▶ [Stated task]: Below are entries. Pull out all lines containing "document".

Saved entries
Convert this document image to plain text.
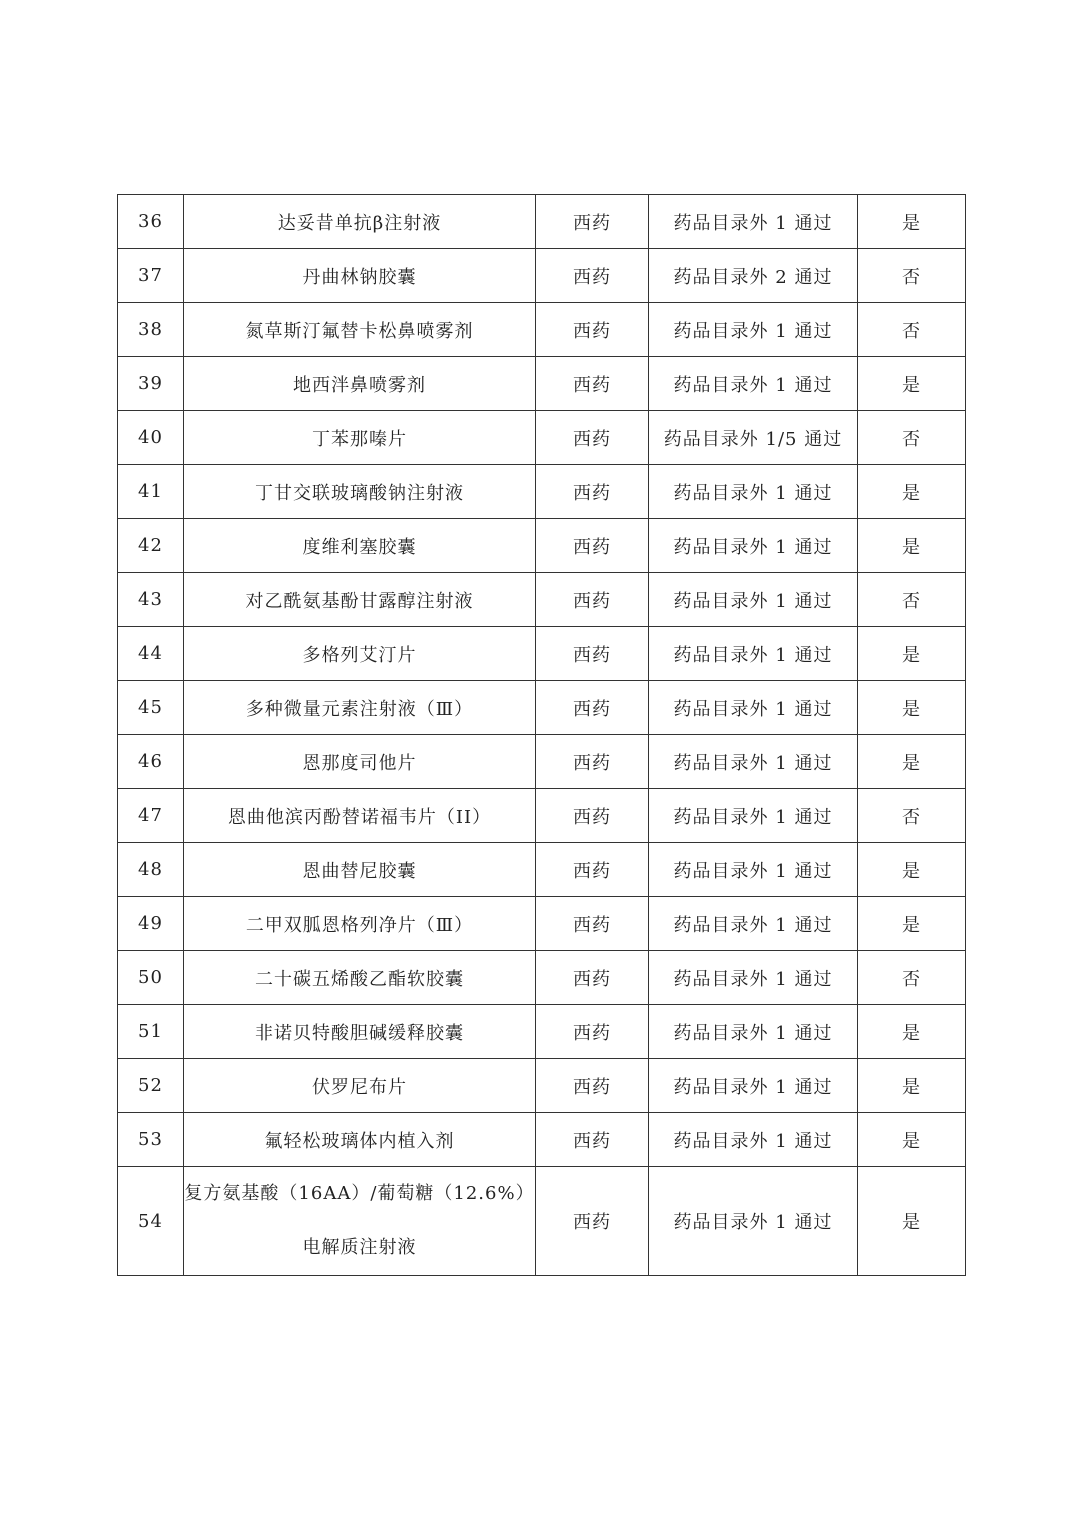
36	达妥昔单抗β注射液	西药	药品目录外 1 通过	是
37	丹曲林钠胶囊	西药	药品目录外 2 通过	否
38	氮草斯汀氟替卡松鼻喷雾剂	西药	药品目录外 1 通过	否
39	地西泮鼻喷雾剂	西药	药品目录外 1 通过	是
40	丁苯那嗪片	西药	药品目录外 1/5 通过	否
41	丁甘交联玻璃酸钠注射液	西药	药品目录外 1 通过	是
42	度维利塞胶囊	西药	药品目录外 1 通过	是
43	对乙酰氨基酚甘露醇注射液	西药	药品目录外 1 通过	否
44	多格列艾汀片	西药	药品目录外 1 通过	是
45	多种微量元素注射液（Ⅲ）	西药	药品目录外 1 通过	是
46	恩那度司他片	西药	药品目录外 1 通过	是
47	恩曲他滨丙酚替诺福韦片（II）	西药	药品目录外 1 通过	否
48	恩曲替尼胶囊	西药	药品目录外 1 通过	是
49	二甲双胍恩格列净片（Ⅲ）	西药	药品目录外 1 通过	是
50	二十碳五烯酸乙酯软胶囊	西药	药品目录外 1 通过	否
51	非诺贝特酸胆碱缓释胶囊	西药	药品目录外 1 通过	是
52	伏罗尼布片	西药	药品目录外 1 通过	是
53	氟轻松玻璃体内植入剂	西药	药品目录外 1 通过	是
54	复方氨基酸（16AA）/葡萄糖（12.6%）
电解质注射液	西药	药品目录外 1 通过	是
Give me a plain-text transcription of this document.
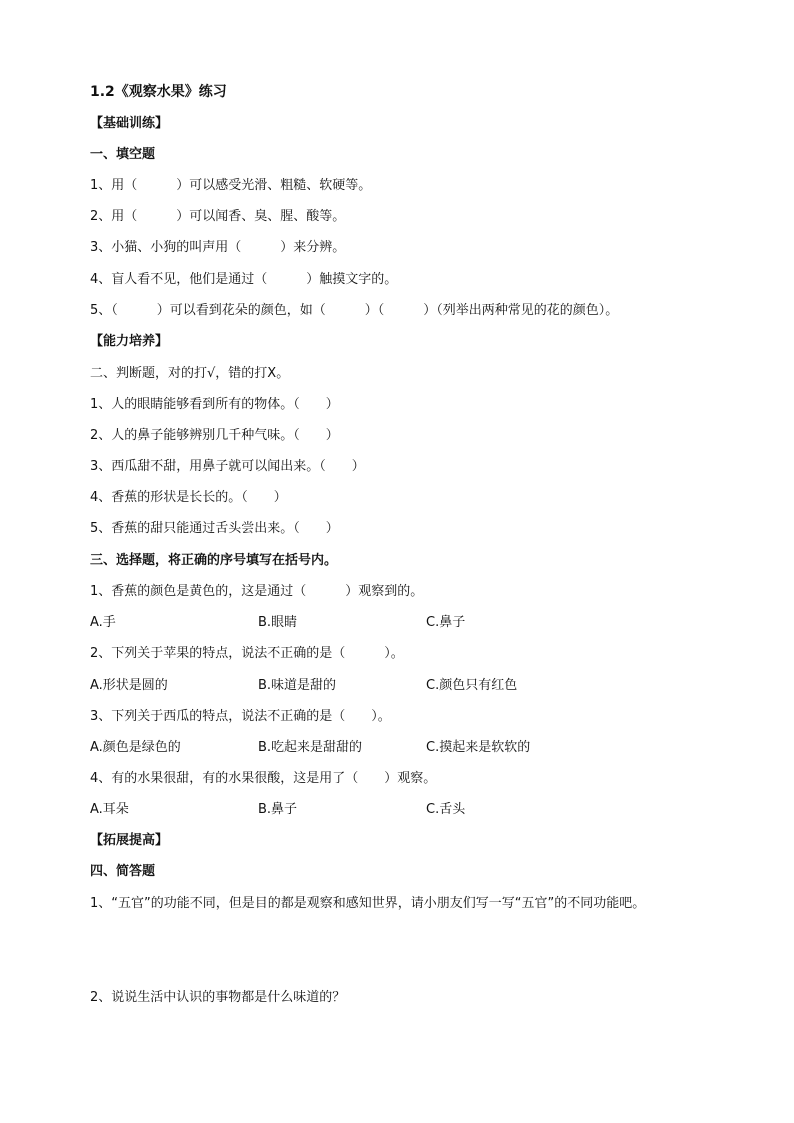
1.2《观察水果》练习
【基础训练】
一、填空题
1、用（　　　）可以感受光滑、粗糙、软硬等。
2、用（　　　）可以闻香、臭、腥、酸等。
3、小猫、小狗的叫声用（　　　）来分辨。
4、盲人看不见，他们是通过（　　　）触摸文字的。
5、（　　　）可以看到花朵的颜色，如（　　　）（　　　）（列举出两种常见的花的颜色）。
【能力培养】
二、判断题，对的打√，错的打X。
1、人的眼睛能够看到所有的物体。（　　）
2、人的鼻子能够辨别几千种气味。（　　）
3、西瓜甜不甜，用鼻子就可以闻出来。（　　）
4、香蕉的形状是长长的。（　　）
5、香蕉的甜只能通过舌头尝出来。（　　）
三、选择题，将正确的序号填写在括号内。
1、香蕉的颜色是黄色的，这是通过（　　　）观察到的。
A.手	B.眼睛	C.鼻子
2、下列关于苹果的特点，说法不正确的是（　　　）。
A.形状是圆的	B.味道是甜的	C.颜色只有红色
3、下列关于西瓜的特点，说法不正确的是（　　）。
A.颜色是绿色的	B.吃起来是甜甜的	C.摸起来是软软的
4、有的水果很甜，有的水果很酸，这是用了（　　）观察。
A.耳朵	B.鼻子	C.舌头
【拓展提高】
四、简答题
1、“五官”的功能不同，但是目的都是观察和感知世界，请小朋友们写一写“五官”的不同功能吧。
2、说说生活中认识的事物都是什么味道的？
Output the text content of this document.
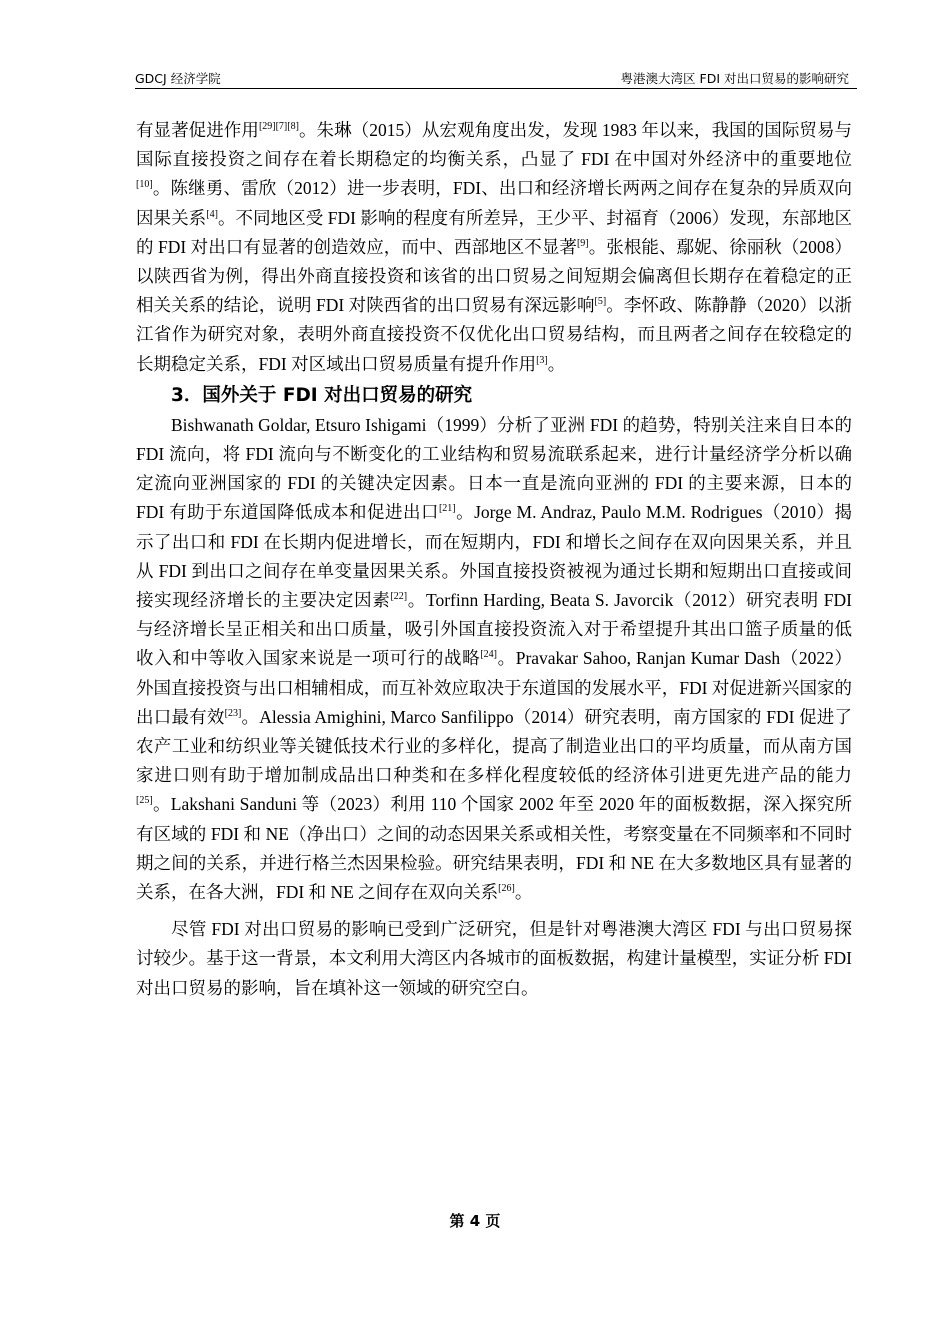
GDCJ 经济学院	粤港澳大湾区 FDI 对出口贸易的影响研究

有显著促进作用[29][7][8]。朱琳（2015）从宏观角度出发，发现 1983 年以来，我国的国际贸易与国际直接投资之间存在着长期稳定的均衡关系，凸显了 FDI 在中国对外经济中的重要地位[10]。陈继勇、雷欣（2012）进一步表明，FDI、出口和经济增长两两之间存在复杂的异质双向因果关系[4]。不同地区受 FDI 影响的程度有所差异，王少平、封福育（2006）发现，东部地区的 FDI 对出口有显著的创造效应，而中、西部地区不显著[9]。张根能、鄢妮、徐丽秋（2008）以陕西省为例，得出外商直接投资和该省的出口贸易之间短期会偏离但长期存在着稳定的正相关关系的结论，说明 FDI 对陕西省的出口贸易有深远影响[5]。李怀政、陈静静（2020）以浙江省作为研究对象，表明外商直接投资不仅优化出口贸易结构，而且两者之间存在较稳定的长期稳定关系，FDI 对区域出口贸易质量有提升作用[3]。

3．国外关于 FDI 对出口贸易的研究

Bishwanath Goldar, Etsuro Ishigami（1999）分析了亚洲 FDI 的趋势，特别关注来自日本的 FDI 流向，将 FDI 流向与不断变化的工业结构和贸易流联系起来，进行计量经济学分析以确定流向亚洲国家的 FDI 的关键决定因素。日本一直是流向亚洲的 FDI 的主要来源，日本的 FDI 有助于东道国降低成本和促进出口[21]。Jorge M. Andraz, Paulo M.M. Rodrigues（2010）揭示了出口和 FDI 在长期内促进增长，而在短期内，FDI 和增长之间存在双向因果关系，并且从 FDI 到出口之间存在单变量因果关系。外国直接投资被视为通过长期和短期出口直接或间接实现经济增长的主要决定因素[22]。Torfinn Harding, Beata S. Javorcik（2012）研究表明 FDI 与经济增长呈正相关和出口质量，吸引外国直接投资流入对于希望提升其出口篮子质量的低收入和中等收入国家来说是一项可行的战略[24]。Pravakar Sahoo, Ranjan Kumar Dash（2022）外国直接投资与出口相辅相成，而互补效应取决于东道国的发展水平，FDI 对促进新兴国家的出口最有效[23]。Alessia Amighini, Marco Sanfilippo（2014）研究表明，南方国家的 FDI 促进了农产工业和纺织业等关键低技术行业的多样化，提高了制造业出口的平均质量，而从南方国家进口则有助于增加制成品出口种类和在多样化程度较低的经济体引进更先进产品的能力[25]。Lakshani Sanduni 等（2023）利用 110 个国家 2002 年至 2020 年的面板数据，深入探究所有区域的 FDI 和 NE（净出口）之间的动态因果关系或相关性，考察变量在不同频率和不同时期之间的关系，并进行格兰杰因果检验。研究结果表明，FDI 和 NE 在大多数地区具有显著的关系，在各大洲，FDI 和 NE 之间存在双向关系[26]。

尽管 FDI 对出口贸易的影响已受到广泛研究，但是针对粤港澳大湾区 FDI 与出口贸易探讨较少。基于这一背景，本文利用大湾区内各城市的面板数据，构建计量模型，实证分析 FDI 对出口贸易的影响，旨在填补这一领域的研究空白。

第 4 页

▶ [Expected output]:
Convert this document image to plain text.
Give me a plain-text transcription of this document.
Output the text content of this document.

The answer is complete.